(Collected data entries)
▼▼▼

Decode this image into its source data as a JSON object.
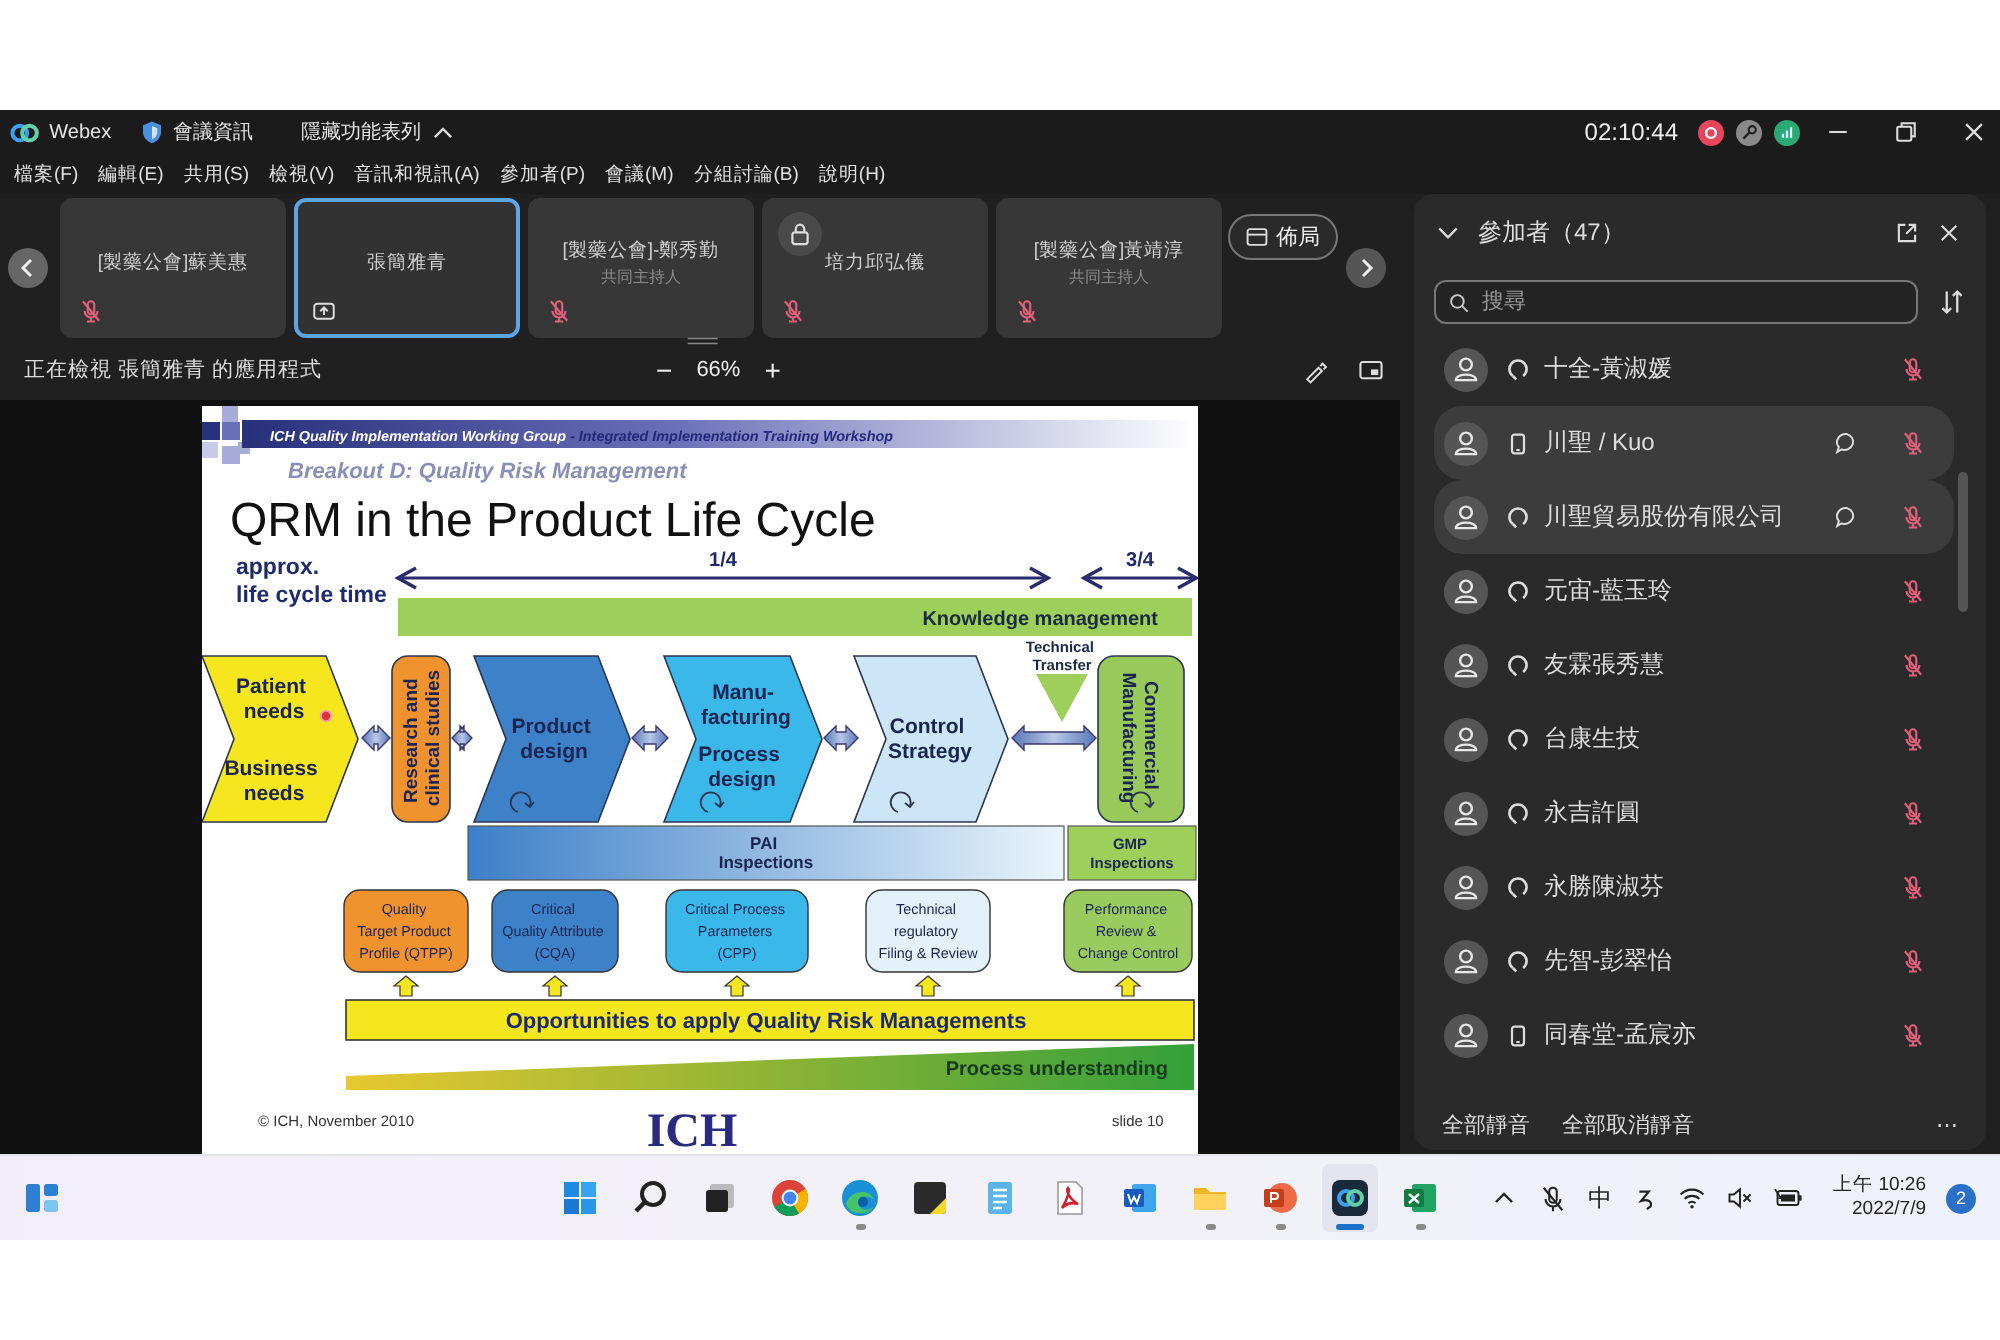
{
  "title_bar": {
    "app_name": "Webex",
    "meeting_info": "會議資訊",
    "hide_menu": "隱藏功能表列",
    "timer": "02:10:44"
  },
  "menu": [
    "檔案(F)",
    "編輯(E)",
    "共用(S)",
    "檢視(V)",
    "音訊和視訊(A)",
    "參加者(P)",
    "會議(M)",
    "分組討論(B)",
    "說明(H)"
  ],
  "video_strip": {
    "tiles": [
      {
        "name": "[製藥公會]蘇美惠",
        "muted": true,
        "selected": false,
        "locked": false,
        "sharing": false
      },
      {
        "name": "張簡雅青",
        "muted": false,
        "selected": true,
        "locked": false,
        "sharing": true
      },
      {
        "name": "[製藥公會]-鄭秀勤",
        "role": "共同主持人",
        "muted": true,
        "selected": false,
        "locked": false,
        "sharing": false
      },
      {
        "name": "培力邱弘儀",
        "muted": true,
        "selected": false,
        "locked": true,
        "sharing": false
      },
      {
        "name": "[製藥公會]黃靖淳",
        "role": "共同主持人",
        "muted": true,
        "selected": false,
        "locked": false,
        "sharing": false
      }
    ],
    "layout_button": "佈局"
  },
  "viewer": {
    "caption": "正在檢視 張簡雅青 的應用程式",
    "zoom_out": "−",
    "zoom": "66%",
    "zoom_in": "+"
  },
  "slide": {
    "header": {
      "group": "ICH Quality Implementation Working Group",
      "workshop": "- Integrated Implementation Training Workshop"
    },
    "breakout": "Breakout D: Quality Risk Management",
    "title": "QRM in the Product Life Cycle",
    "time_label": [
      "approx.",
      "life cycle time"
    ],
    "spans": [
      {
        "label": "1/4"
      },
      {
        "label": "3/4"
      }
    ],
    "knowledge_bar": "Knowledge management",
    "transfer_label": [
      "Technical",
      "Transfer"
    ],
    "stages": [
      {
        "kind": "chevron",
        "color": "#f5e61e",
        "labels": [
          [
            "Patient",
            "needs"
          ],
          [
            "Business",
            "needs"
          ]
        ],
        "pointer": true,
        "loop": false
      },
      {
        "kind": "pill",
        "color": "#f0922e",
        "labels": [
          [
            "Research and",
            "clinical studies"
          ]
        ],
        "pointer": false,
        "loop": false
      },
      {
        "kind": "chevron",
        "color": "#3d82c9",
        "labels": [
          [
            "Product",
            "design"
          ]
        ],
        "pointer": false,
        "loop": true
      },
      {
        "kind": "chevron",
        "color": "#3ab8ea",
        "labels": [
          [
            "Manu-",
            "facturing"
          ],
          [
            "Process",
            "design"
          ]
        ],
        "pointer": false,
        "loop": true
      },
      {
        "kind": "chevron",
        "color": "#cde6f7",
        "labels": [
          [
            "Control",
            "Strategy"
          ]
        ],
        "pointer": false,
        "loop": true
      },
      {
        "kind": "pill",
        "color": "#98c95a",
        "labels": [
          [
            "Commercial",
            "Manufacturing"
          ]
        ],
        "pointer": false,
        "loop": true
      }
    ],
    "inspections": [
      {
        "lines": [
          "PAI",
          "Inspections"
        ]
      },
      {
        "lines": [
          "GMP",
          "Inspections"
        ]
      }
    ],
    "tools": [
      {
        "lines": [
          "Quality",
          "Target Product",
          "Profile (QTPP)"
        ],
        "color": "#f0922e"
      },
      {
        "lines": [
          "Critical",
          "Quality Attribute",
          "(CQA)"
        ],
        "color": "#3d82c9"
      },
      {
        "lines": [
          "Critical Process",
          "Parameters",
          "(CPP)"
        ],
        "color": "#3ab8ea"
      },
      {
        "lines": [
          "Technical",
          "regulatory",
          "Filing & Review"
        ],
        "color": "#e3f1fb"
      },
      {
        "lines": [
          "Performance",
          "Review &",
          "Change Control"
        ],
        "color": "#9acb5e"
      }
    ],
    "opportunities": "Opportunities to apply Quality Risk Managements",
    "process_understanding": "Process understanding",
    "footer": {
      "copyright": "© ICH, November 2010",
      "logo": "ICH",
      "slide_number": "slide 10"
    }
  },
  "participants": {
    "title": "參加者（47）",
    "search_placeholder": "搜尋",
    "rows": [
      {
        "name": "十全-黃淑媛",
        "kind": "audio",
        "chat": false,
        "highlighted": false,
        "muted": true
      },
      {
        "name": "川聖 / Kuo",
        "kind": "phone",
        "chat": true,
        "highlighted": true,
        "muted": true
      },
      {
        "name": "川聖貿易股份有限公司",
        "kind": "audio",
        "chat": true,
        "highlighted": true,
        "muted": true
      },
      {
        "name": "元宙-藍玉玲",
        "kind": "audio",
        "chat": false,
        "highlighted": false,
        "muted": true
      },
      {
        "name": "友霖張秀慧",
        "kind": "audio",
        "chat": false,
        "highlighted": false,
        "muted": true
      },
      {
        "name": "台康生技",
        "kind": "audio",
        "chat": false,
        "highlighted": false,
        "muted": true
      },
      {
        "name": "永吉許圓",
        "kind": "audio",
        "chat": false,
        "highlighted": false,
        "muted": true
      },
      {
        "name": "永勝陳淑芬",
        "kind": "audio",
        "chat": false,
        "highlighted": false,
        "muted": true
      },
      {
        "name": "先智-彭翠怡",
        "kind": "audio",
        "chat": false,
        "highlighted": false,
        "muted": true
      },
      {
        "name": "同春堂-孟宸亦",
        "kind": "phone",
        "chat": false,
        "highlighted": false,
        "muted": true
      }
    ],
    "mute_all": "全部靜音",
    "unmute_all": "全部取消靜音",
    "more": "⋯"
  },
  "taskbar": {
    "apps": [
      {
        "running": false,
        "active": false
      },
      {
        "running": false,
        "active": false
      },
      {
        "running": false,
        "active": false
      },
      {
        "running": false,
        "active": false
      },
      {
        "running": true,
        "active": false
      },
      {
        "running": false,
        "active": false
      },
      {
        "running": false,
        "active": false
      },
      {
        "running": false,
        "active": false
      },
      {
        "running": false,
        "active": false
      },
      {
        "running": true,
        "active": false
      },
      {
        "running": true,
        "active": false
      },
      {
        "running": true,
        "active": true
      },
      {
        "running": true,
        "active": false
      }
    ],
    "ime": "中",
    "time": "上午 10:26",
    "date": "2022/7/9",
    "notifications": "2"
  }
}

▲▲▲

(TASK REQUIREMENTS):
Search the entries for the string "Product" and collect each line that has it.

(RESULT):
    "title": "QRM in the Product Life Cycle",
            "Product",
          "Target Product",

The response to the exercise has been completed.